↓↓↓

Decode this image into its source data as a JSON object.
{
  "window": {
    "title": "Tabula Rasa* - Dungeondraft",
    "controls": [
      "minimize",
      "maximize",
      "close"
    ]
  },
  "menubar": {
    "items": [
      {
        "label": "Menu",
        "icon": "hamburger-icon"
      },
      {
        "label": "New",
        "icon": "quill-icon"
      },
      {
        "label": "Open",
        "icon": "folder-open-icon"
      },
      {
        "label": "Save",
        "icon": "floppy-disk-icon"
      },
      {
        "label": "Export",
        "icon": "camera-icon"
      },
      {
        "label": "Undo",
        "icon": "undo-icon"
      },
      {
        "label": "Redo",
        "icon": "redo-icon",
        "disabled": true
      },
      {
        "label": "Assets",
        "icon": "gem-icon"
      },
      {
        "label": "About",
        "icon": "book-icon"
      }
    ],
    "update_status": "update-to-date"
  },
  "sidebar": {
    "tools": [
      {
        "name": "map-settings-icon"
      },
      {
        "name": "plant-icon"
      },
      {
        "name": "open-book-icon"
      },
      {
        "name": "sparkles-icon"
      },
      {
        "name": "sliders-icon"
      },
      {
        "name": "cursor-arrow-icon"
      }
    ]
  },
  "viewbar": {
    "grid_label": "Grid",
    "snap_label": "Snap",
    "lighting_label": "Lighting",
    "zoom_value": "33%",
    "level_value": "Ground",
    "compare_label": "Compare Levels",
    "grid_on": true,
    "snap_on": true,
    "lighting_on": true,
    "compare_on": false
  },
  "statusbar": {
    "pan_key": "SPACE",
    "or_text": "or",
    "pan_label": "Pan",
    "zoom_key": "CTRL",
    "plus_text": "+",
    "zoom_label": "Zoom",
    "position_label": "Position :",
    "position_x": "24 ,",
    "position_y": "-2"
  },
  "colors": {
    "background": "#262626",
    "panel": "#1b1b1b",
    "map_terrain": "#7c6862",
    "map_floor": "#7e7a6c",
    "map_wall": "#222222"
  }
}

↑↑↑

What you need to do →
Report only a number: how many lines in the material above contain the string "name".

Result of the exercise →
6